**THE EXERCISE**
Write out each of the following rows verbatim, omitting the pictures from your output.

## START

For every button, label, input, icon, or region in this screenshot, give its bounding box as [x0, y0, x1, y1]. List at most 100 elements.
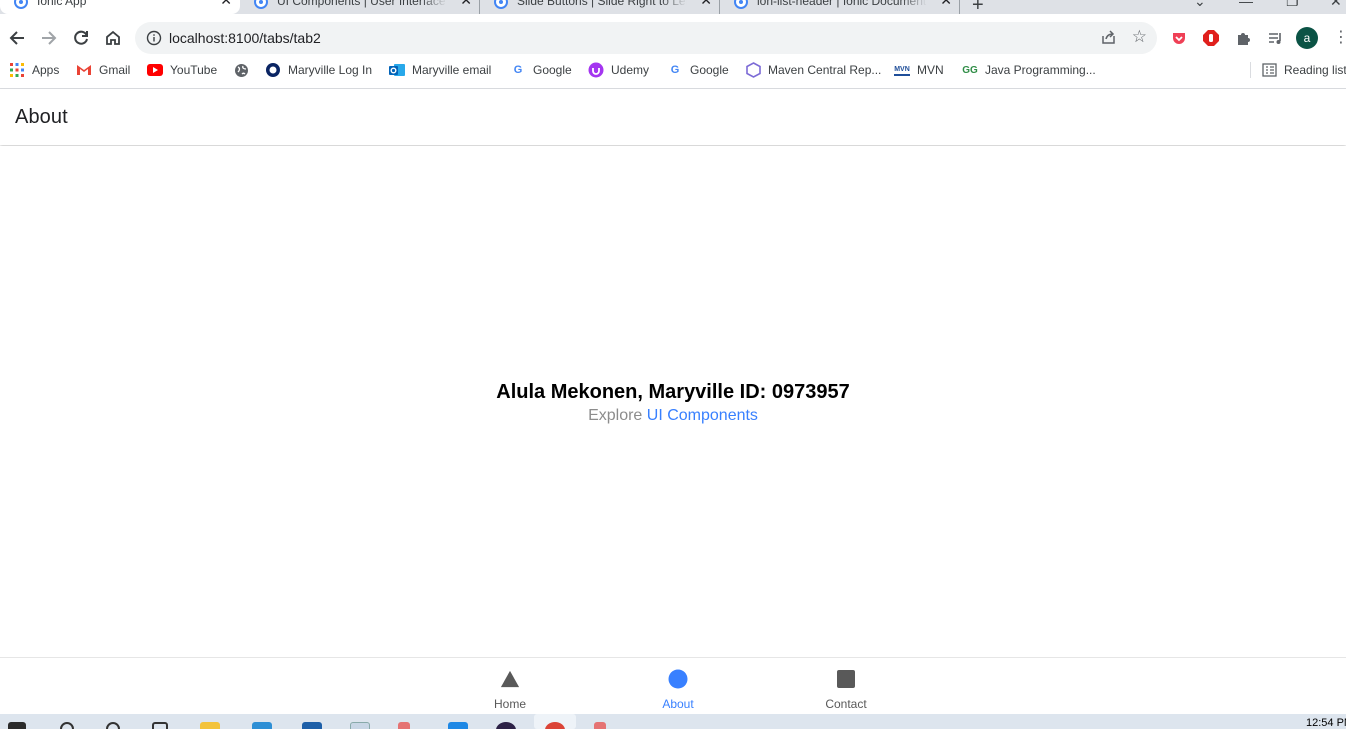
bookmark-google[interactable]: G Google — [667, 62, 729, 78]
maven-icon — [745, 62, 761, 78]
taskbar-clock[interactable]: 12:54 PM — [1306, 717, 1346, 729]
app-icon[interactable] — [496, 722, 516, 729]
task-view-icon[interactable] — [152, 722, 168, 729]
triangle-icon — [500, 669, 520, 689]
bookmark-udemy[interactable]: Udemy — [588, 62, 649, 78]
adblock-extension-icon[interactable] — [1200, 27, 1222, 49]
notepad-icon[interactable] — [350, 722, 370, 729]
bookmark-label: Google — [690, 63, 729, 77]
explore-label: Explore — [588, 407, 643, 424]
gmail-icon — [76, 62, 92, 78]
maryville-icon — [265, 62, 281, 78]
back-arrow-icon[interactable] — [5, 26, 29, 50]
window-close-icon[interactable]: ✕ — [1330, 0, 1342, 10]
close-tab-icon[interactable]: ✕ — [940, 0, 952, 9]
app-tab-bar: Home About Contact — [0, 657, 1346, 714]
vscode-icon[interactable] — [448, 722, 468, 729]
bookmark-star-icon[interactable]: ☆ — [1132, 27, 1147, 47]
url-text[interactable]: localhost:8100/tabs/tab2 — [169, 30, 321, 46]
extensions-puzzle-icon[interactable] — [1232, 27, 1254, 49]
browser-tab[interactable]: ion-list-header | Ionic Documentation ✕ — [720, 0, 960, 14]
new-tab-plus-icon[interactable]: + — [972, 0, 984, 14]
bookmark-mvn[interactable]: MVN MVN — [894, 62, 944, 78]
home-icon[interactable] — [101, 26, 125, 50]
square-icon — [836, 669, 856, 689]
forward-arrow-icon[interactable] — [37, 26, 61, 50]
globe-icon — [233, 62, 249, 78]
share-icon[interactable] — [1100, 29, 1117, 51]
bookmarks-bar: Apps Gmail YouTube Maryville Log In Mary… — [0, 62, 1346, 89]
tab-about-label: About — [662, 697, 694, 711]
udemy-icon — [588, 62, 604, 78]
google-icon: G — [670, 64, 680, 76]
geeks-icon: GG — [962, 64, 978, 76]
reading-list[interactable]: Reading list — [1261, 62, 1346, 78]
store-icon[interactable] — [302, 722, 322, 729]
bookmark-label: MVN — [917, 63, 944, 77]
browser-tab-title: UI Components | User Interface Applicati… — [277, 0, 447, 8]
search-icon[interactable] — [60, 722, 74, 729]
bookmark-apps[interactable]: Apps — [9, 62, 59, 78]
minimize-icon[interactable]: — — [1239, 0, 1253, 9]
page-title: About — [15, 106, 68, 128]
restore-icon[interactable]: ❐ — [1286, 0, 1299, 10]
browser-tab[interactable]: Slide Buttons | Slide Right to Left ✕ — [480, 0, 720, 14]
profile-avatar[interactable]: a — [1296, 27, 1318, 49]
bookmark-maryville-email[interactable]: Maryville email — [389, 62, 491, 78]
chrome-favicon-icon — [734, 0, 748, 9]
close-tab-icon[interactable]: ✕ — [220, 0, 232, 9]
close-tab-icon[interactable]: ✕ — [460, 0, 472, 9]
bookmark-youtube[interactable]: YouTube — [147, 62, 217, 78]
reading-list-label: Reading list — [1284, 63, 1346, 77]
bookmark-globe[interactable] — [233, 62, 256, 78]
tab-search-chevron-icon[interactable]: ⌄ — [1194, 0, 1206, 10]
bookmark-label: Maryville email — [412, 63, 492, 77]
ui-components-link[interactable]: UI Components — [647, 407, 758, 424]
close-tab-icon[interactable]: ✕ — [700, 0, 712, 9]
cortana-icon[interactable] — [106, 722, 120, 729]
pencil-app-icon[interactable] — [594, 722, 606, 729]
bookmark-java-programming[interactable]: GG Java Programming... — [962, 62, 1096, 78]
tab-about[interactable]: About — [623, 658, 733, 714]
tab-contact[interactable]: Contact — [791, 658, 901, 714]
browser-tab-title: ion-list-header | Ionic Documentation — [757, 0, 927, 8]
bookmark-maryville-login[interactable]: Maryville Log In — [265, 62, 372, 78]
pencil-app-icon[interactable] — [398, 722, 410, 729]
content-heading: Alula Mekonen, Maryville ID: 0973957 — [496, 381, 850, 403]
browser-tab-title: Ionic App — [37, 0, 87, 8]
tab-home[interactable]: Home — [455, 658, 565, 714]
outlook-icon — [389, 62, 405, 78]
browser-toolbar: localhost:8100/tabs/tab2 ☆ a ⋮ — [0, 14, 1346, 62]
file-explorer-icon[interactable] — [200, 722, 220, 729]
browser-tab-title: Slide Buttons | Slide Right to Left — [517, 0, 687, 8]
ellipse-icon — [668, 669, 688, 689]
explore-container: Alula Mekonen, Maryville ID: 0973957 Exp… — [0, 379, 1346, 427]
tab-home-label: Home — [493, 697, 526, 711]
app-header-toolbar: About — [0, 89, 1346, 145]
bookmark-label: Java Programming... — [985, 63, 1096, 77]
browser-tab-strip: Ionic App ✕ UI Components | User Interfa… — [0, 0, 1346, 14]
site-info-icon[interactable] — [146, 30, 162, 51]
windows-start-icon[interactable] — [8, 722, 26, 729]
more-menu-icon[interactable]: ⋮ — [1333, 28, 1346, 48]
media-queue-icon[interactable] — [1264, 27, 1286, 49]
pocket-extension-icon[interactable] — [1168, 27, 1190, 49]
mvn-icon: MVN — [894, 65, 910, 76]
explore-text: Explore UI Components — [0, 405, 1346, 427]
bookmark-label: Udemy — [611, 63, 650, 77]
browser-tab[interactable]: UI Components | User Interface Applicati… — [240, 0, 480, 14]
chrome-favicon-icon — [14, 0, 28, 9]
youtube-icon — [147, 62, 163, 78]
bookmark-gmail[interactable]: Gmail — [76, 62, 130, 78]
tab-contact-label: Contact — [825, 697, 867, 711]
tab-separator — [959, 0, 960, 14]
bookmark-google[interactable]: G Google — [510, 62, 572, 78]
address-bar[interactable]: localhost:8100/tabs/tab2 ☆ — [135, 22, 1157, 54]
mail-app-icon[interactable] — [252, 722, 272, 729]
chrome-favicon-icon — [254, 0, 268, 9]
bookmark-label: Maryville Log In — [288, 63, 373, 77]
reading-list-icon — [1261, 62, 1277, 78]
browser-tab-active[interactable]: Ionic App ✕ — [0, 0, 240, 14]
bookmark-maven-central[interactable]: Maven Central Rep... — [745, 62, 881, 78]
reload-icon[interactable] — [69, 26, 93, 50]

## END

**WRITTEN ANSWER**
For every button, label, input, icon, or region in this screenshot, give its bounding box as [x0, y0, x1, y1]. List at most 100 elements.
bookmark-google[interactable]: G Google — [667, 62, 729, 78]
maven-icon — [745, 62, 761, 78]
taskbar-clock[interactable]: 12:54 PM — [1306, 717, 1346, 729]
app-icon[interactable] — [496, 722, 516, 729]
task-view-icon[interactable] — [152, 722, 168, 729]
triangle-icon — [500, 669, 520, 689]
bookmark-udemy[interactable]: Udemy — [588, 62, 649, 78]
adblock-extension-icon[interactable] — [1200, 27, 1222, 49]
notepad-icon[interactable] — [350, 722, 370, 729]
bookmark-label: Google — [690, 63, 729, 77]
explore-label: Explore — [588, 407, 643, 424]
gmail-icon — [76, 62, 92, 78]
maryville-icon — [265, 62, 281, 78]
back-arrow-icon[interactable] — [5, 26, 29, 50]
window-close-icon[interactable]: ✕ — [1330, 0, 1342, 10]
close-tab-icon[interactable]: ✕ — [940, 0, 952, 9]
app-tab-bar: Home About Contact — [0, 657, 1346, 714]
vscode-icon[interactable] — [448, 722, 468, 729]
bookmark-star-icon[interactable]: ☆ — [1132, 27, 1147, 47]
url-text[interactable]: localhost:8100/tabs/tab2 — [169, 30, 321, 46]
extensions-puzzle-icon[interactable] — [1232, 27, 1254, 49]
browser-tab[interactable]: ion-list-header | Ionic Documentation ✕ — [720, 0, 960, 14]
new-tab-plus-icon[interactable]: + — [972, 0, 984, 14]
bookmark-mvn[interactable]: MVN MVN — [894, 62, 944, 78]
home-icon[interactable] — [101, 26, 125, 50]
square-icon — [836, 669, 856, 689]
forward-arrow-icon[interactable] — [37, 26, 61, 50]
globe-icon — [233, 62, 249, 78]
share-icon[interactable] — [1100, 29, 1117, 51]
bookmarks-bar: Apps Gmail YouTube Maryville Log In Mary… — [0, 62, 1346, 89]
tab-about-label: About — [662, 697, 694, 711]
udemy-icon — [588, 62, 604, 78]
google-icon: G — [670, 64, 680, 76]
geeks-icon: GG — [962, 64, 978, 76]
reading-list[interactable]: Reading list — [1261, 62, 1346, 78]
store-icon[interactable] — [302, 722, 322, 729]
bookmark-label: MVN — [917, 63, 944, 77]
browser-tab-title: UI Components | User Interface Applicati… — [277, 0, 447, 8]
search-icon[interactable] — [60, 722, 74, 729]
bookmark-apps[interactable]: Apps — [9, 62, 59, 78]
minimize-icon[interactable]: — — [1239, 0, 1253, 9]
page-title: About — [15, 106, 68, 128]
restore-icon[interactable]: ❐ — [1286, 0, 1299, 10]
browser-tab[interactable]: Slide Buttons | Slide Right to Left ✕ — [480, 0, 720, 14]
profile-avatar[interactable]: a — [1296, 27, 1318, 49]
bookmark-maryville-email[interactable]: Maryville email — [389, 62, 491, 78]
chrome-favicon-icon — [734, 0, 748, 9]
close-tab-icon[interactable]: ✕ — [220, 0, 232, 9]
close-tab-icon[interactable]: ✕ — [460, 0, 472, 9]
bookmark-youtube[interactable]: YouTube — [147, 62, 217, 78]
reading-list-label: Reading list — [1284, 63, 1346, 77]
bookmark-globe[interactable] — [233, 62, 256, 78]
tab-search-chevron-icon[interactable]: ⌄ — [1194, 0, 1206, 10]
bookmark-label: Maryville email — [412, 63, 492, 77]
ui-components-link[interactable]: UI Components — [647, 407, 758, 424]
close-tab-icon[interactable]: ✕ — [700, 0, 712, 9]
cortana-icon[interactable] — [106, 722, 120, 729]
pencil-app-icon[interactable] — [594, 722, 606, 729]
bookmark-java-programming[interactable]: GG Java Programming... — [962, 62, 1096, 78]
tab-about[interactable]: About — [623, 658, 733, 714]
tab-contact[interactable]: Contact — [791, 658, 901, 714]
browser-tab-title: ion-list-header | Ionic Documentation — [757, 0, 927, 8]
bookmark-maryville-login[interactable]: Maryville Log In — [265, 62, 372, 78]
pencil-app-icon[interactable] — [398, 722, 410, 729]
content-heading: Alula Mekonen, Maryville ID: 0973957 — [496, 381, 850, 403]
browser-tab-title: Ionic App — [37, 0, 87, 8]
tab-home[interactable]: Home — [455, 658, 565, 714]
outlook-icon — [389, 62, 405, 78]
browser-toolbar: localhost:8100/tabs/tab2 ☆ a ⋮ — [0, 14, 1346, 62]
file-explorer-icon[interactable] — [200, 722, 220, 729]
browser-tab-title: Slide Buttons | Slide Right to Left — [517, 0, 687, 8]
ellipse-icon — [668, 669, 688, 689]
explore-container: Alula Mekonen, Maryville ID: 0973957 Exp… — [0, 379, 1346, 427]
tab-home-label: Home — [493, 697, 526, 711]
app-header-toolbar: About — [0, 89, 1346, 145]
bookmark-label: Java Programming... — [985, 63, 1096, 77]
browser-tab-strip: Ionic App ✕ UI Components | User Interfa… — [0, 0, 1346, 14]
site-info-icon[interactable] — [146, 30, 162, 51]
windows-start-icon[interactable] — [8, 722, 26, 729]
more-menu-icon[interactable]: ⋮ — [1333, 28, 1346, 48]
media-queue-icon[interactable] — [1264, 27, 1286, 49]
pocket-extension-icon[interactable] — [1168, 27, 1190, 49]
mvn-icon: MVN — [894, 65, 910, 76]
explore-text: Explore UI Components — [0, 405, 1346, 427]
bookmark-label: Udemy — [611, 63, 650, 77]
browser-tab[interactable]: UI Components | User Interface Applicati… — [240, 0, 480, 14]
chrome-favicon-icon — [14, 0, 28, 9]
youtube-icon — [147, 62, 163, 78]
bookmark-gmail[interactable]: Gmail — [76, 62, 130, 78]
tab-contact-label: Contact — [825, 697, 867, 711]
tab-separator — [959, 0, 960, 14]
bookmark-google[interactable]: G Google — [510, 62, 572, 78]
address-bar[interactable]: localhost:8100/tabs/tab2 ☆ — [135, 22, 1157, 54]
mail-app-icon[interactable] — [252, 722, 272, 729]
chrome-favicon-icon — [254, 0, 268, 9]
bookmark-label: Maryville Log In — [288, 63, 373, 77]
reading-list-icon — [1261, 62, 1277, 78]
browser-tab-active[interactable]: Ionic App ✕ — [0, 0, 240, 14]
bookmark-maven-central[interactable]: Maven Central Rep... — [745, 62, 881, 78]
reload-icon[interactable] — [69, 26, 93, 50]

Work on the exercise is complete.